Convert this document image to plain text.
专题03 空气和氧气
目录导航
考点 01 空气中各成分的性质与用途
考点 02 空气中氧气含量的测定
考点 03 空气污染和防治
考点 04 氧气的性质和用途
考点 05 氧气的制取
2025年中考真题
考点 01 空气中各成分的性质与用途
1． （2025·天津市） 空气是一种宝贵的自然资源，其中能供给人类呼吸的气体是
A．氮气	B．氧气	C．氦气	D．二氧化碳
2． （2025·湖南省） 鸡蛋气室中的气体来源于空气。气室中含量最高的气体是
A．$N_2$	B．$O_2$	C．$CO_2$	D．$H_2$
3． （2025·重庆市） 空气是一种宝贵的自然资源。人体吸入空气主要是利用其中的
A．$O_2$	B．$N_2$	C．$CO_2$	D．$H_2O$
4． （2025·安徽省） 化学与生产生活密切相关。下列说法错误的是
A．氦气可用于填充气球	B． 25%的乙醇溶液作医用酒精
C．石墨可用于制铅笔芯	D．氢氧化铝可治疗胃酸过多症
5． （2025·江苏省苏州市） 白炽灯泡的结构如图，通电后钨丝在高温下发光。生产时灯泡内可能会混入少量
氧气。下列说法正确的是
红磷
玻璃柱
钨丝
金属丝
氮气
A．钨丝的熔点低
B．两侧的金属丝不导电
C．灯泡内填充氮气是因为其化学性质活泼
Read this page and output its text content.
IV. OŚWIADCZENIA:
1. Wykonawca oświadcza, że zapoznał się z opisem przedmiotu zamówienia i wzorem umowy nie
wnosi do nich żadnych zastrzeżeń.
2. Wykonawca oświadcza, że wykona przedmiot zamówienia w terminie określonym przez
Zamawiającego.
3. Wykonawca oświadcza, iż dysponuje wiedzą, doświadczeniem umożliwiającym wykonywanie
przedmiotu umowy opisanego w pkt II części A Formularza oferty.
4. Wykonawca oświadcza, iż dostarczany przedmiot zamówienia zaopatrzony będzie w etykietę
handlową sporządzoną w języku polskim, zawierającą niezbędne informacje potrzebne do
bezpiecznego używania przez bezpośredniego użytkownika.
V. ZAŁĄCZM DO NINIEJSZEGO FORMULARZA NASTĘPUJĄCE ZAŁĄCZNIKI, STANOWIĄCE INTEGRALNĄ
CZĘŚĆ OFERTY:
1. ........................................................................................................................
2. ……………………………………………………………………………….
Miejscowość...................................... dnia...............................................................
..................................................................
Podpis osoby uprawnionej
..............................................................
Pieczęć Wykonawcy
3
####################
▶ _Directions for this task_
Extract every line of the records above that contains the word "Wykonawca".

▶ _Output_
1. Wykonawca oświadcza, że zapoznał się z opisem przedmiotu zamówienia i wzorem umowy nie
2. Wykonawca oświadcza, że wykona przedmiot zamówienia w terminie określonym przez
3. Wykonawca oświadcza, iż dysponuje wiedzą, doświadczeniem umożliwiającym wykonywanie
4. Wykonawca oświadcza, iż dostarczany przedmiot zamówienia zaopatrzony będzie w etykietę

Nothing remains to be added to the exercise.